-- start Supplied material --

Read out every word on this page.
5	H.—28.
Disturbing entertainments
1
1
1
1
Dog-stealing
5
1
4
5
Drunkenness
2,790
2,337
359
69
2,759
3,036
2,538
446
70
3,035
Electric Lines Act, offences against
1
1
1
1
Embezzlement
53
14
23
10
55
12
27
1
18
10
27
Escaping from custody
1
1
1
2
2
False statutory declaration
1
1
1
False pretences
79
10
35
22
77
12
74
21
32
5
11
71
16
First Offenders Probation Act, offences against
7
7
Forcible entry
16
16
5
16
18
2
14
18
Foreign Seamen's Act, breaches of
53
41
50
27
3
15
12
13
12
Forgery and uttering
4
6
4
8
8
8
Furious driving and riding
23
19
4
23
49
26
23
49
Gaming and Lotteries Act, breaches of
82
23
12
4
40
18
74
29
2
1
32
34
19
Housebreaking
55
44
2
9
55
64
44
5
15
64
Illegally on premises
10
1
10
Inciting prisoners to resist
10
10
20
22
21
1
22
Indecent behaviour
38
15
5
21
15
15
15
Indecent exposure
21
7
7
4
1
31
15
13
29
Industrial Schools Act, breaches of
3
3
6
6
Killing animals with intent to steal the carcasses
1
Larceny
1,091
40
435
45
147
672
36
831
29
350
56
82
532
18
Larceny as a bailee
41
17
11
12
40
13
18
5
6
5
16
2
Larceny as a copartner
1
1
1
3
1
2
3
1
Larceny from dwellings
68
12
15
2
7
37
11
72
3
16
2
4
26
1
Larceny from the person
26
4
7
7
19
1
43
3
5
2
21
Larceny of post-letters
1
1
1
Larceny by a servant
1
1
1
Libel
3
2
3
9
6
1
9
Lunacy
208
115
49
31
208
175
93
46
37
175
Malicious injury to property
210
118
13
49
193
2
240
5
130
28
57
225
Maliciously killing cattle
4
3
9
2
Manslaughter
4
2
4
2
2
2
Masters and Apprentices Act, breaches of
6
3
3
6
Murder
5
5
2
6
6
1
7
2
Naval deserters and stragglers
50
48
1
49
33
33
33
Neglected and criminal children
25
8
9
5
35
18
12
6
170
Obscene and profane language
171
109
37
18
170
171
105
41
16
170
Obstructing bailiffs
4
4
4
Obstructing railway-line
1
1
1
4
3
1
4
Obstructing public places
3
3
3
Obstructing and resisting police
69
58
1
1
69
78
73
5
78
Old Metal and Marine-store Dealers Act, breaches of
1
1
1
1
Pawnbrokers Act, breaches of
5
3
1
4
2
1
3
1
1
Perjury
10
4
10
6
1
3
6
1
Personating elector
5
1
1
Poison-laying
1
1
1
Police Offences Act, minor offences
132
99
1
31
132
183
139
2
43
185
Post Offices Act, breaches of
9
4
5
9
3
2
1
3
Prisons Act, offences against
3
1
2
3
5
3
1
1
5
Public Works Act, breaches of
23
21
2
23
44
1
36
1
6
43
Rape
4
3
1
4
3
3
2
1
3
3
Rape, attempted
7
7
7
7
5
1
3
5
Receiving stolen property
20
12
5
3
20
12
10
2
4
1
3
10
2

-- end Supplied material --

**What the task asks**
The records above are to be copied in full, exactly as written.

**Solution to the problem**
Read out every word on this page.
5	H.—28.
Disturbing entertainments
1
1
1
1
Dog-stealing
5
1
4
5
Drunkenness
2,790
2,337
359
69
2,759
3,036
2,538
446
70
3,035
Electric Lines Act, offences against
1
1
1
1
Embezzlement
53
14
23
10
55
12
27
1
18
10
27
Escaping from custody
1
1
1
2
2
False statutory declaration
1
1
1
False pretences
79
10
35
22
77
12
74
21
32
5
11
71
16
First Offenders Probation Act, offences against
7
7
Forcible entry
16
16
5
16
18
2
14
18
Foreign Seamen's Act, breaches of
53
41
50
27
3
15
12
13
12
Forgery and uttering
4
6
4
8
8
8
Furious driving and riding
23
19
4
23
49
26
23
49
Gaming and Lotteries Act, breaches of
82
23
12
4
40
18
74
29
2
1
32
34
19
Housebreaking
55
44
2
9
55
64
44
5
15
64
Illegally on premises
10
1
10
Inciting prisoners to resist
10
10
20
22
21
1
22
Indecent behaviour
38
15
5
21
15
15
15
Indecent exposure
21
7
7
4
1
31
15
13
29
Industrial Schools Act, breaches of
3
3
6
6
Killing animals with intent to steal the carcasses
1
Larceny
1,091
40
435
45
147
672
36
831
29
350
56
82
532
18
Larceny as a bailee
41
17
11
12
40
13
18
5
6
5
16
2
Larceny as a copartner
1
1
1
3
1
2
3
1
Larceny from dwellings
68
12
15
2
7
37
11
72
3
16
2
4
26
1
Larceny from the person
26
4
7
7
19
1
43
3
5
2
21
Larceny of post-letters
1
1
1
Larceny by a servant
1
1
1
Libel
3
2
3
9
6
1
9
Lunacy
208
115
49
31
208
175
93
46
37
175
Malicious injury to property
210
118
13
49
193
2
240
5
130
28
57
225
Maliciously killing cattle
4
3
9
2
Manslaughter
4
2
4
2
2
2
Masters and Apprentices Act, breaches of
6
3
3
6
Murder
5
5
2
6
6
1
7
2
Naval deserters and stragglers
50
48
1
49
33
33
33
Neglected and criminal children
25
8
9
5
35
18
12
6
170
Obscene and profane language
171
109
37
18
170
171
105
41
16
170
Obstructing bailiffs
4
4
4
Obstructing railway-line
1
1
1
4
3
1
4
Obstructing public places
3
3
3
Obstructing and resisting police
69
58
1
1
69
78
73
5
78
Old Metal and Marine-store Dealers Act, breaches of
1
1
1
1
Pawnbrokers Act, breaches of
5
3
1
4
2
1
3
1
1
Perjury
10
4
10
6
1
3
6
1
Personating elector
5
1
1
Poison-laying
1
1
1
Police Offences Act, minor offences
132
99
1
31
132
183
139
2
43
185
Post Offices Act, breaches of
9
4
5
9
3
2
1
3
Prisons Act, offences against
3
1
2
3
5
3
1
1
5
Public Works Act, breaches of
23
21
2
23
44
1
36
1
6
43
Rape
4
3
1
4
3
3
2
1
3
3
Rape, attempted
7
7
7
7
5
1
3
5
Receiving stolen property
20
12
5
3
20
12
10
2
4
1
3
10
2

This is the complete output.